▸ YOUR TASK
Without including the pictures, copy out every line below.

Dataset entries
____

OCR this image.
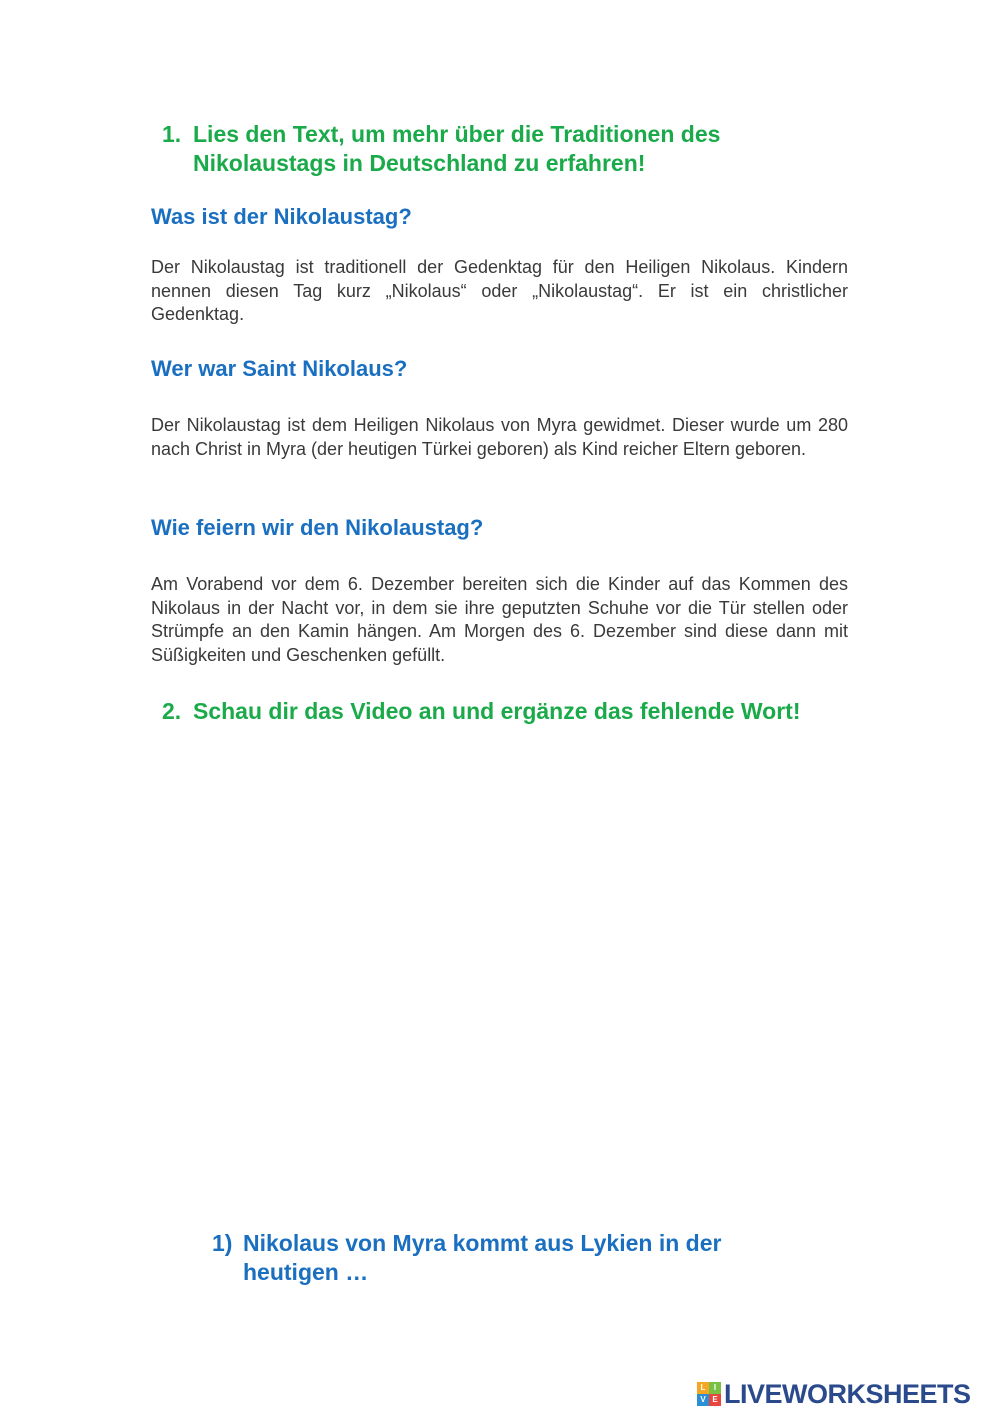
1. Lies den Text, um mehr über die Traditionen des Nikolaustags in Deutschland zu erfahren!
Was ist der Nikolaustag?

Der Nikolaustag ist traditionell der Gedenktag für den Heiligen Nikolaus. Kindern nennen diesen Tag kurz „Nikolaus“ oder „Nikolaustag“. Er ist ein christlicher Gedenktag.

Wer war Saint Nikolaus?

Der Nikolaustag ist dem Heiligen Nikolaus von Myra gewidmet. Dieser wurde um 280 nach Christ in Myra (der heutigen Türkei geboren) als Kind reicher Eltern geboren.

Wie feiern wir den Nikolaustag?

Am Vorabend vor dem 6. Dezember bereiten sich die Kinder auf das Kommen des Nikolaus in der Nacht vor, in dem sie ihre geputzten Schuhe vor die Tür stellen oder Strümpfe an den Kamin hängen. Am Morgen des 6. Dezember sind diese dann mit Süßigkeiten und Geschenken gefüllt.

2. Schau dir das Video an und ergänze das fehlende Wort!
1) Nikolaus von Myra kommt aus Lykien in der heutigen …
L	I
V E LIVEWORKSHEETS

____

▸ CORRECT RESPONSE
OCR this image.
1. Lies den Text, um mehr über die Traditionen des Nikolaustags in Deutschland zu erfahren!
Was ist der Nikolaustag?

Der Nikolaustag ist traditionell der Gedenktag für den Heiligen Nikolaus. Kindern nennen diesen Tag kurz „Nikolaus“ oder „Nikolaustag“. Er ist ein christlicher Gedenktag.

Wer war Saint Nikolaus?

Der Nikolaustag ist dem Heiligen Nikolaus von Myra gewidmet. Dieser wurde um 280 nach Christ in Myra (der heutigen Türkei geboren) als Kind reicher Eltern geboren.

Wie feiern wir den Nikolaustag?

Am Vorabend vor dem 6. Dezember bereiten sich die Kinder auf das Kommen des Nikolaus in der Nacht vor, in dem sie ihre geputzten Schuhe vor die Tür stellen oder Strümpfe an den Kamin hängen. Am Morgen des 6. Dezember sind diese dann mit Süßigkeiten und Geschenken gefüllt.

2. Schau dir das Video an und ergänze das fehlende Wort!
1) Nikolaus von Myra kommt aus Lykien in der heutigen …
L	I
V E LIVEWORKSHEETS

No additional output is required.